# [The request]
Reproduce every record below exactly as written, leaving out any pictures.

# [Data for this exercise]
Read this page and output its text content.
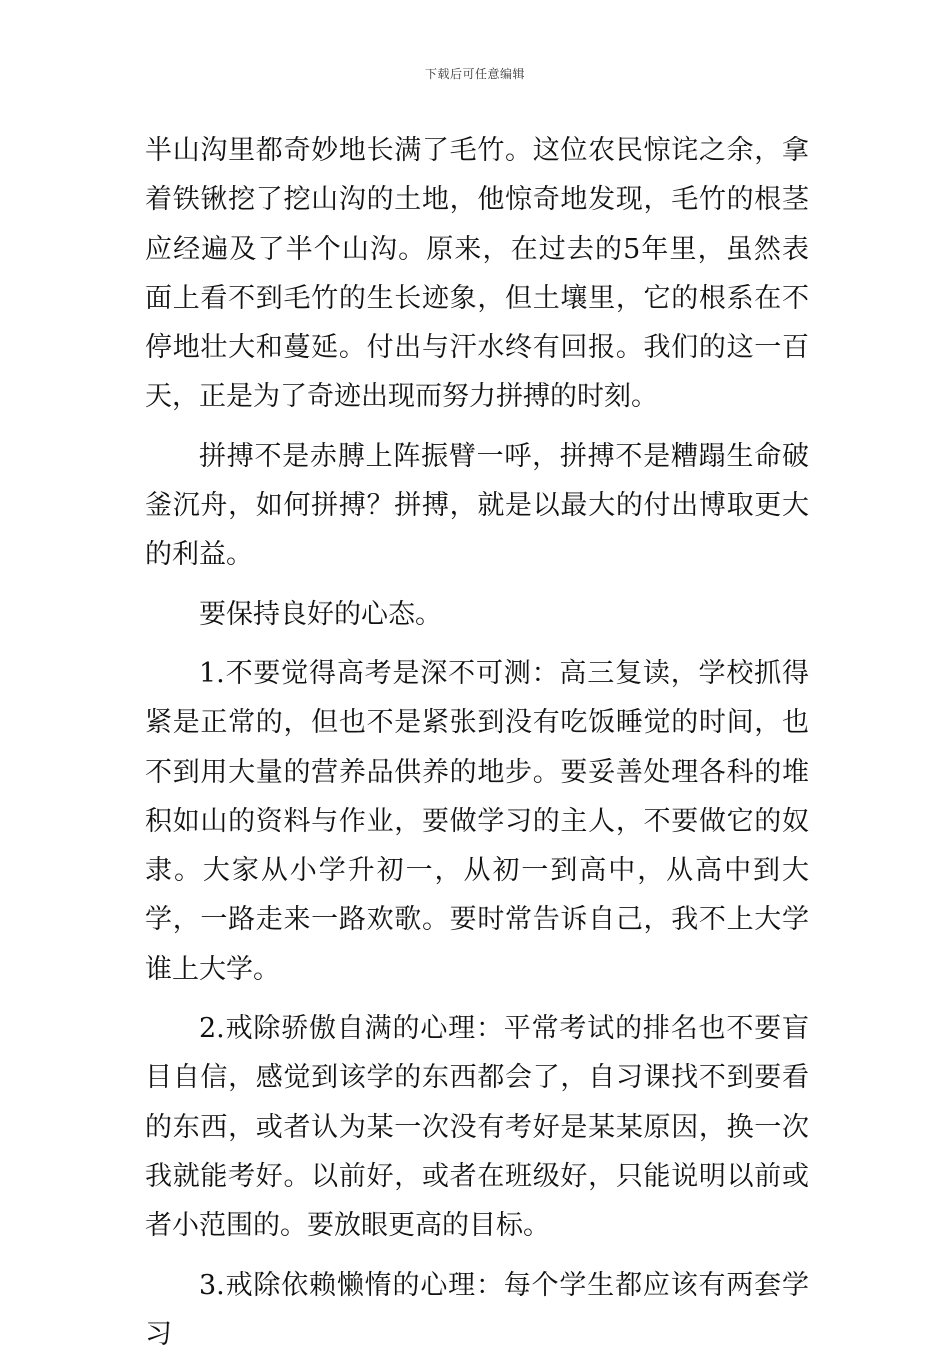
下载后可任意编辑

半山沟里都奇妙地长满了毛竹。这位农民惊诧之余，拿着铁锹挖了挖山沟的土地，他惊奇地发现，毛竹的根茎应经遍及了半个山沟。原来，在过去的5年里，虽然表面上看不到毛竹的生长迹象，但土壤里，它的根系在不停地壮大和蔓延。付出与汗水终有回报。我们的这一百天，正是为了奇迹出现而努力拼搏的时刻。

拼搏不是赤膊上阵振臂一呼，拼搏不是糟蹋生命破釜沉舟，如何拼搏？拼搏，就是以最大的付出博取更大的利益。

要保持良好的心态。

1.不要觉得高考是深不可测：高三复读，学校抓得紧是正常的，但也不是紧张到没有吃饭睡觉的时间，也不到用大量的营养品供养的地步。要妥善处理各科的堆积如山的资料与作业，要做学习的主人，不要做它的奴隶。大家从小学升初一，从初一到高中，从高中到大学，一路走来一路欢歌。要时常告诉自己，我不上大学谁上大学。

2.戒除骄傲自满的心理：平常考试的排名也不要盲目自信，感觉到该学的东西都会了，自习课找不到要看的东西，或者认为某一次没有考好是某某原因，换一次我就能考好。以前好，或者在班级好，只能说明以前或者小范围的。要放眼更高的目标。

3.戒除依赖懒惰的心理：每个学生都应该有两套学习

# [Solution]
Read this page and output its text content.
下载后可任意编辑

半山沟里都奇妙地长满了毛竹。这位农民惊诧之余，拿着铁锹挖了挖山沟的土地，他惊奇地发现，毛竹的根茎应经遍及了半个山沟。原来，在过去的5年里，虽然表面上看不到毛竹的生长迹象，但土壤里，它的根系在不停地壮大和蔓延。付出与汗水终有回报。我们的这一百天，正是为了奇迹出现而努力拼搏的时刻。

拼搏不是赤膊上阵振臂一呼，拼搏不是糟蹋生命破釜沉舟，如何拼搏？拼搏，就是以最大的付出博取更大的利益。

要保持良好的心态。

1.不要觉得高考是深不可测：高三复读，学校抓得紧是正常的，但也不是紧张到没有吃饭睡觉的时间，也不到用大量的营养品供养的地步。要妥善处理各科的堆积如山的资料与作业，要做学习的主人，不要做它的奴隶。大家从小学升初一，从初一到高中，从高中到大学，一路走来一路欢歌。要时常告诉自己，我不上大学谁上大学。

2.戒除骄傲自满的心理：平常考试的排名也不要盲目自信，感觉到该学的东西都会了，自习课找不到要看的东西，或者认为某一次没有考好是某某原因，换一次我就能考好。以前好，或者在班级好，只能说明以前或者小范围的。要放眼更高的目标。

3.戒除依赖懒惰的心理：每个学生都应该有两套学习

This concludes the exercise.